Below are some records. Copy every line in them that holds "this".

[Lines of data]
....
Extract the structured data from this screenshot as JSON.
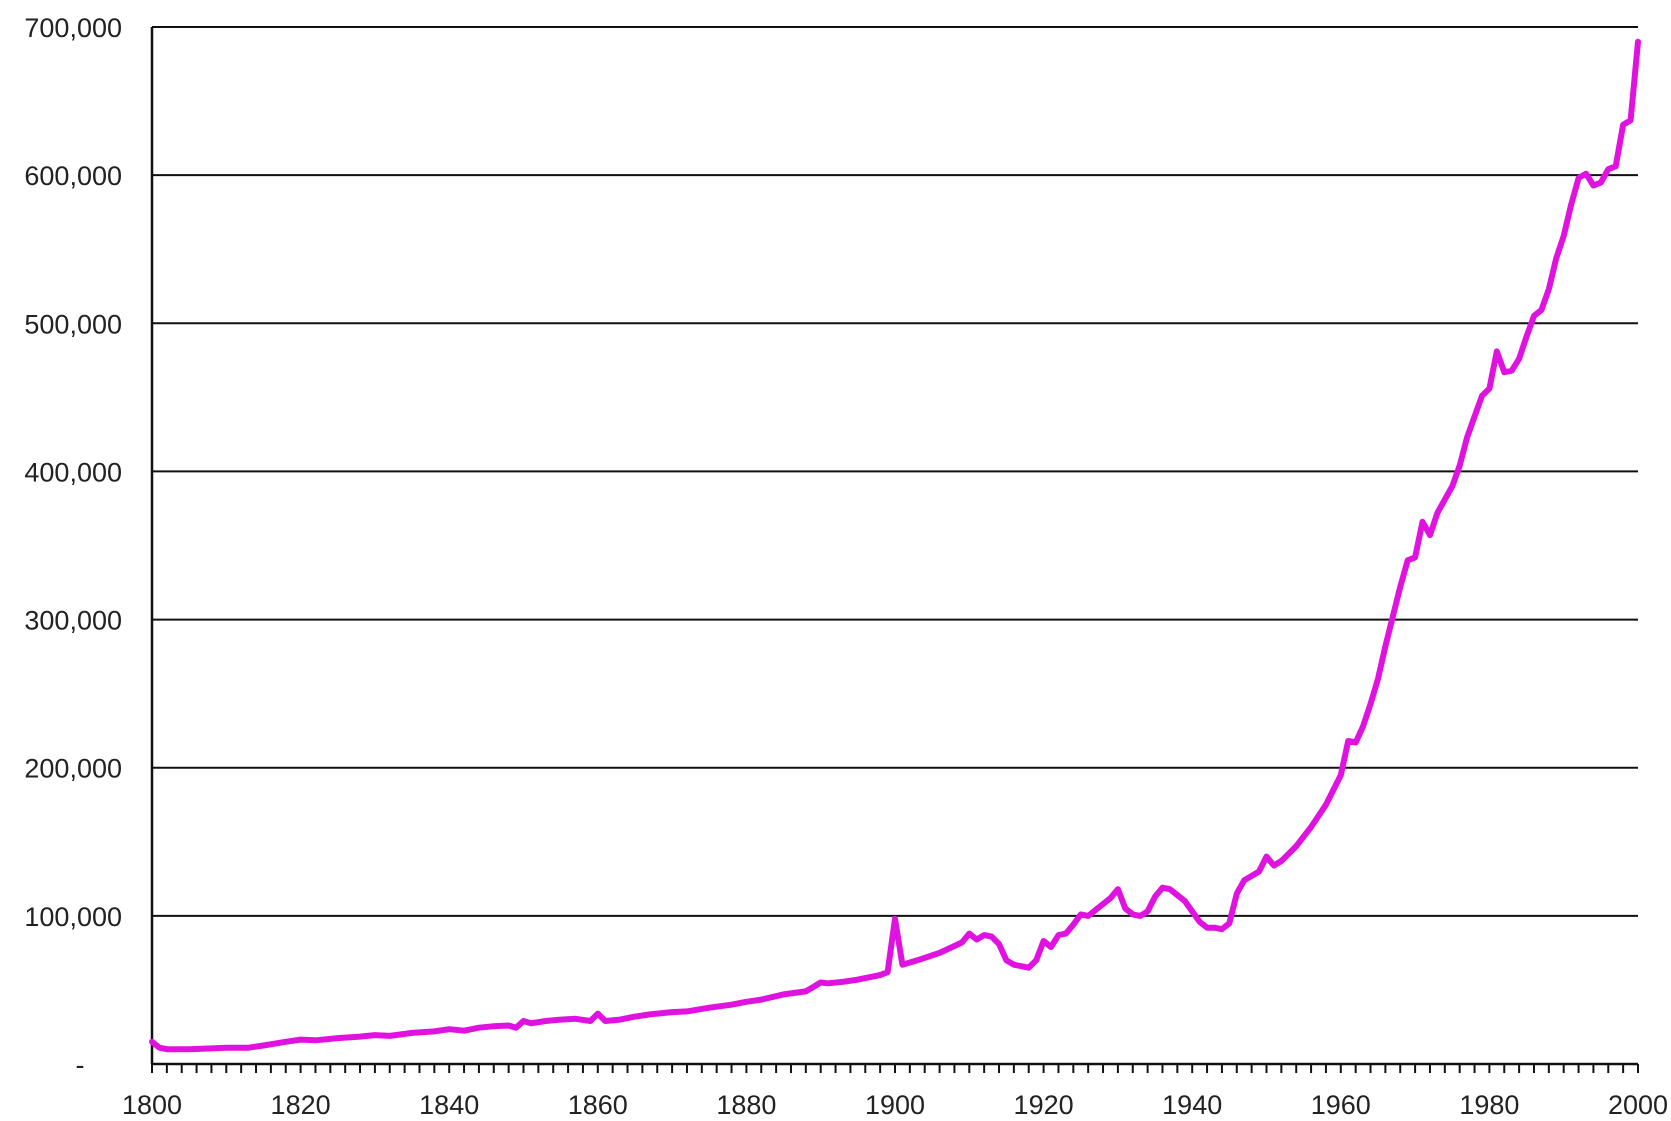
{
  "chart_data": {
    "type": "line",
    "title": "",
    "xlabel": "",
    "ylabel": "",
    "xlim": [
      1800,
      2000
    ],
    "ylim": [
      0,
      700000
    ],
    "grid": true,
    "legend": "none",
    "x_ticks": [
      {
        "value": 1800,
        "label": "1800"
      },
      {
        "value": 1820,
        "label": "1820"
      },
      {
        "value": 1840,
        "label": "1840"
      },
      {
        "value": 1860,
        "label": "1860"
      },
      {
        "value": 1880,
        "label": "1880"
      },
      {
        "value": 1900,
        "label": "1900"
      },
      {
        "value": 1920,
        "label": "1920"
      },
      {
        "value": 1940,
        "label": "1940"
      },
      {
        "value": 1960,
        "label": "1960"
      },
      {
        "value": 1980,
        "label": "1980"
      },
      {
        "value": 2000,
        "label": "2000"
      }
    ],
    "y_ticks": [
      {
        "value": 0,
        "label": "-"
      },
      {
        "value": 100000,
        "label": "100,000"
      },
      {
        "value": 200000,
        "label": "200,000"
      },
      {
        "value": 300000,
        "label": "300,000"
      },
      {
        "value": 400000,
        "label": "400,000"
      },
      {
        "value": 500000,
        "label": "500,000"
      },
      {
        "value": 600000,
        "label": "600,000"
      },
      {
        "value": 700000,
        "label": "700,000"
      }
    ],
    "colors": {
      "line": "#e012e0",
      "grid": "#111111",
      "axis": "#111111"
    },
    "series": [
      {
        "x": [
          1800,
          1801,
          1802,
          1805,
          1808,
          1810,
          1813,
          1815,
          1818,
          1820,
          1822,
          1825,
          1828,
          1830,
          1832,
          1835,
          1838,
          1840,
          1842,
          1844,
          1846,
          1848,
          1849,
          1850,
          1851,
          1853,
          1855,
          1857,
          1859,
          1860,
          1861,
          1863,
          1865,
          1867,
          1870,
          1872,
          1875,
          1878,
          1880,
          1882,
          1885,
          1888,
          1889,
          1890,
          1891,
          1893,
          1895,
          1898,
          1899,
          1900,
          1901,
          1903,
          1906,
          1909,
          1910,
          1911,
          1912,
          1913,
          1914,
          1915,
          1916,
          1918,
          1919,
          1920,
          1921,
          1922,
          1923,
          1924,
          1925,
          1926,
          1927,
          1929,
          1930,
          1931,
          1932,
          1933,
          1934,
          1935,
          1936,
          1937,
          1938,
          1939,
          1940,
          1941,
          1942,
          1943,
          1944,
          1945,
          1946,
          1947,
          1948,
          1949,
          1950,
          1951,
          1952,
          1954,
          1956,
          1958,
          1959,
          1960,
          1961,
          1962,
          1963,
          1964,
          1965,
          1966,
          1967,
          1968,
          1969,
          1970,
          1971,
          1972,
          1973,
          1974,
          1975,
          1976,
          1977,
          1978,
          1979,
          1980,
          1981,
          1982,
          1983,
          1984,
          1985,
          1986,
          1987,
          1988,
          1989,
          1990,
          1991,
          1992,
          1993,
          1994,
          1995,
          1996,
          1997,
          1998,
          1999,
          2000
        ],
        "values": [
          15000,
          11000,
          10000,
          10000,
          10500,
          11000,
          11000,
          12500,
          15000,
          16500,
          16000,
          17500,
          18500,
          19500,
          19000,
          21000,
          22000,
          23500,
          22500,
          24500,
          25500,
          26000,
          24500,
          29000,
          27500,
          29000,
          30000,
          30500,
          29000,
          34000,
          29000,
          30000,
          32000,
          33500,
          35000,
          35500,
          38000,
          40000,
          42000,
          43500,
          47000,
          49000,
          52000,
          55000,
          54500,
          55500,
          57000,
          60000,
          62000,
          98000,
          67000,
          70000,
          75000,
          82000,
          88000,
          84000,
          87000,
          86000,
          81000,
          70000,
          67000,
          65000,
          70000,
          83000,
          79000,
          87000,
          88000,
          94000,
          101000,
          100000,
          104000,
          112000,
          118000,
          105000,
          101000,
          100000,
          103000,
          113000,
          119000,
          118000,
          114000,
          110000,
          103000,
          96000,
          92000,
          92000,
          91000,
          95000,
          115000,
          124000,
          127000,
          130000,
          140000,
          134000,
          137000,
          147000,
          160000,
          175000,
          185000,
          195000,
          218000,
          217000,
          228000,
          243000,
          260000,
          282000,
          302000,
          322000,
          340000,
          342000,
          366000,
          357000,
          372000,
          381000,
          390000,
          404000,
          423000,
          437000,
          451000,
          456000,
          481000,
          467000,
          468000,
          476000,
          491000,
          505000,
          509000,
          523000,
          544000,
          559000,
          580000,
          598000,
          601000,
          593000,
          595000,
          604000,
          606000,
          634000,
          637000,
          690000
        ]
      }
    ]
  }
}
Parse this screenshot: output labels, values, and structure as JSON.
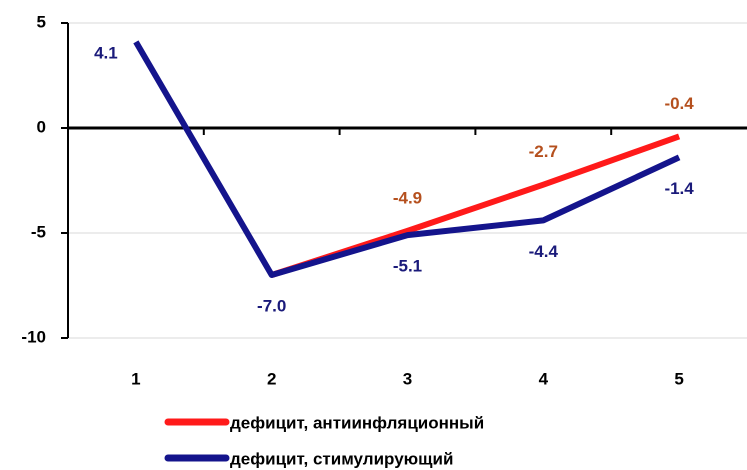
{
  "chart_data": {
    "type": "line",
    "categories": [
      "1",
      "2",
      "3",
      "4",
      "5"
    ],
    "series": [
      {
        "name": "дефицит, антиинфляционный",
        "color": "#ff1a1a",
        "label_color": "#b5501e",
        "values": [
          null,
          -7.0,
          -4.9,
          -2.7,
          -0.4
        ],
        "value_labels": [
          null,
          null,
          "-4.9",
          "-2.7",
          "-0.4"
        ]
      },
      {
        "name": "дефицит, стимулирующий",
        "color": "#14148c",
        "label_color": "#1a1a7a",
        "values": [
          4.1,
          -7.0,
          -5.1,
          -4.4,
          -1.4
        ],
        "value_labels": [
          "4.1",
          "-7.0",
          "-5.1",
          "-4.4",
          "-1.4"
        ]
      }
    ],
    "ylim": [
      -10,
      5
    ],
    "yticks": [
      -10,
      -5,
      0,
      5
    ],
    "grid": true,
    "legend": "bottom"
  }
}
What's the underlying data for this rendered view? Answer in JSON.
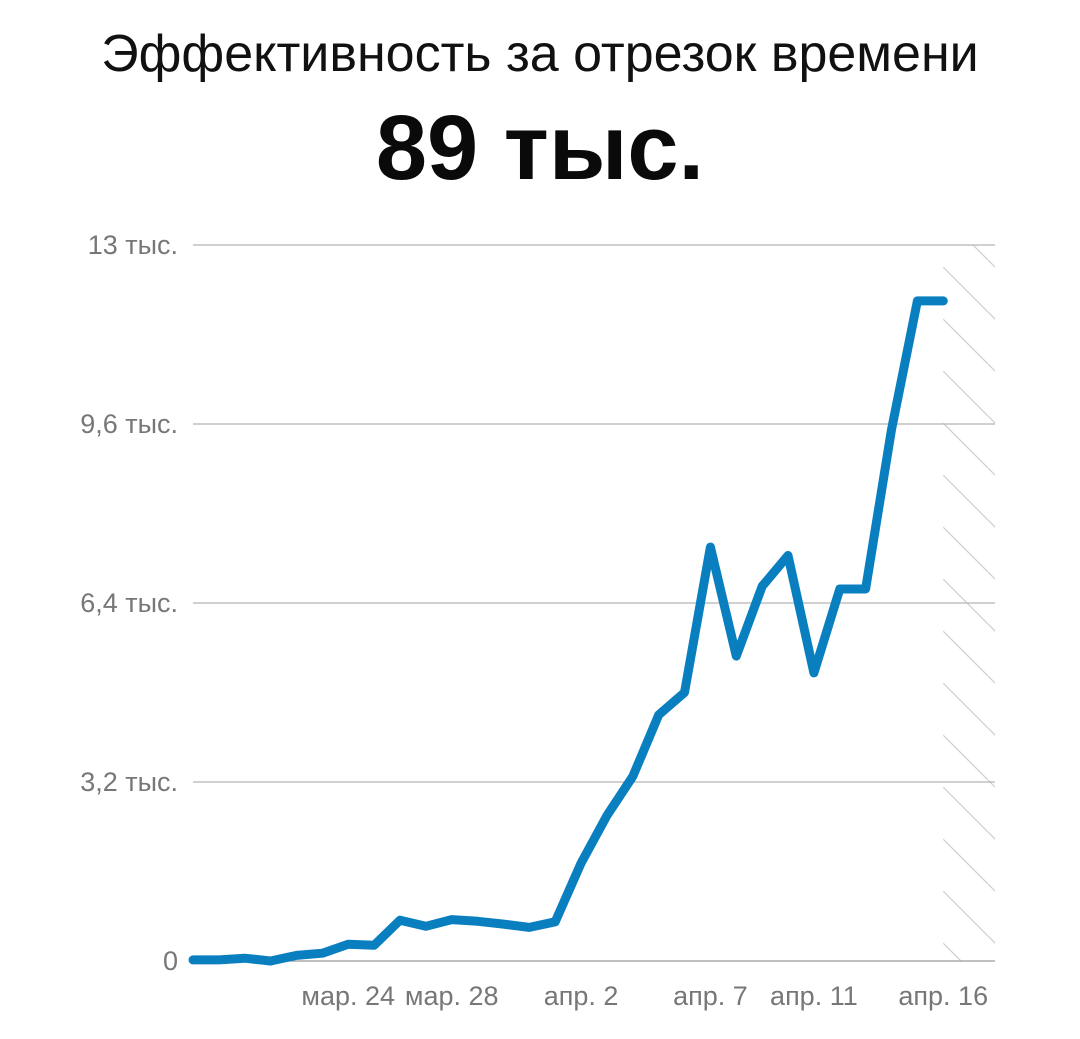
{
  "title": "Эффективность за отрезок времени",
  "headline": "89 тыс.",
  "chart_data": {
    "type": "line",
    "title": "Эффективность за отрезок времени",
    "xlabel": "",
    "ylabel": "",
    "ylim": [
      0,
      12800
    ],
    "grid": true,
    "legend": "none",
    "line_color": "#0a7fc0",
    "y_ticks": [
      {
        "value": 0,
        "label": "0"
      },
      {
        "value": 3200,
        "label": "3,2 тыс."
      },
      {
        "value": 6400,
        "label": "6,4 тыс."
      },
      {
        "value": 9600,
        "label": "9,6 тыс."
      },
      {
        "value": 12800,
        "label": "13 тыс."
      }
    ],
    "x_ticks": [
      {
        "x": "2025-03-24",
        "label": "мар. 24"
      },
      {
        "x": "2025-03-28",
        "label": "мар. 28"
      },
      {
        "x": "2025-04-02",
        "label": "апр. 2"
      },
      {
        "x": "2025-04-07",
        "label": "апр. 7"
      },
      {
        "x": "2025-04-11",
        "label": "апр. 11"
      },
      {
        "x": "2025-04-16",
        "label": "апр. 16"
      }
    ],
    "x_range": [
      "2025-03-18",
      "2025-04-18"
    ],
    "incomplete_from": "2025-04-16",
    "series": [
      {
        "name": "",
        "x": [
          "2025-03-18",
          "2025-03-19",
          "2025-03-20",
          "2025-03-21",
          "2025-03-22",
          "2025-03-23",
          "2025-03-24",
          "2025-03-25",
          "2025-03-26",
          "2025-03-27",
          "2025-03-28",
          "2025-03-29",
          "2025-03-30",
          "2025-03-31",
          "2025-04-01",
          "2025-04-02",
          "2025-04-03",
          "2025-04-04",
          "2025-04-05",
          "2025-04-06",
          "2025-04-07",
          "2025-04-08",
          "2025-04-09",
          "2025-04-10",
          "2025-04-11",
          "2025-04-12",
          "2025-04-13",
          "2025-04-14",
          "2025-04-15",
          "2025-04-16"
        ],
        "values": [
          20,
          20,
          50,
          0,
          100,
          140,
          300,
          280,
          730,
          620,
          740,
          710,
          660,
          600,
          700,
          1750,
          2600,
          3300,
          4400,
          4800,
          7400,
          5450,
          6700,
          7250,
          5150,
          6650,
          6650,
          9500,
          11800,
          11800
        ]
      }
    ]
  }
}
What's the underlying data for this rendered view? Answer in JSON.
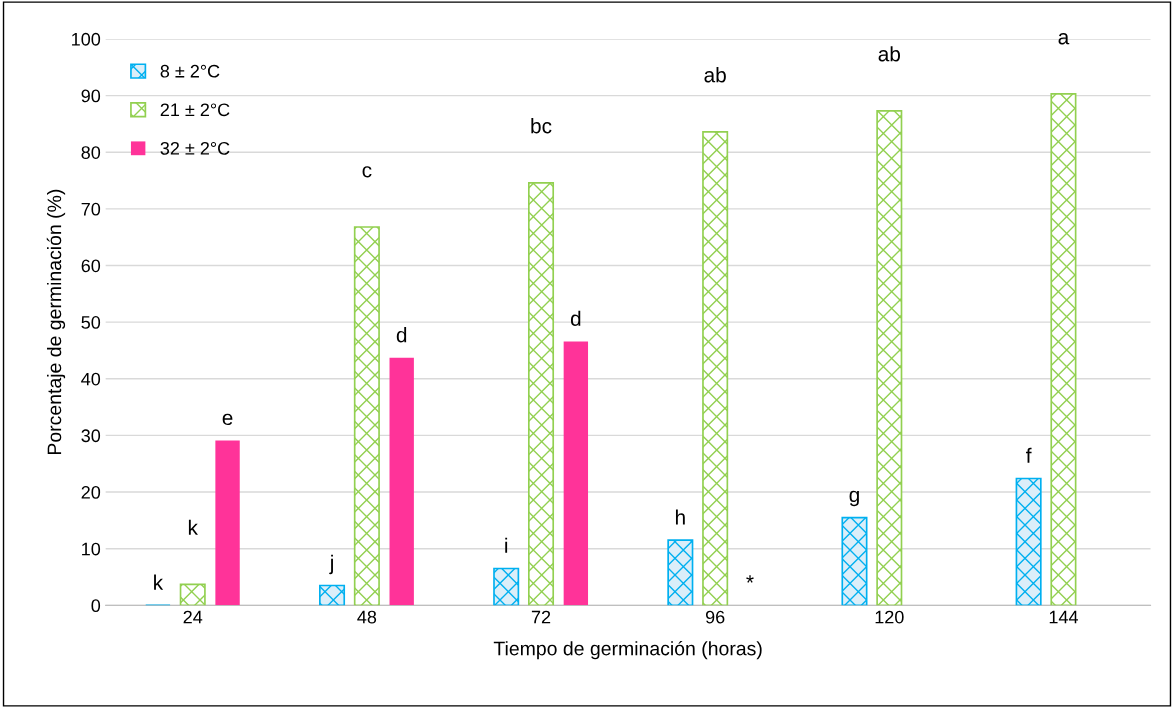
....
▸ FINAL RESULT
Extract the structured data from this screenshot as JSON.
Parse this screenshot: output labels, values, and structure as JSON.
What's the underlying data for this rendered view? Answer in JSON.
What's the underlying data for this rendered view? Answer in JSON.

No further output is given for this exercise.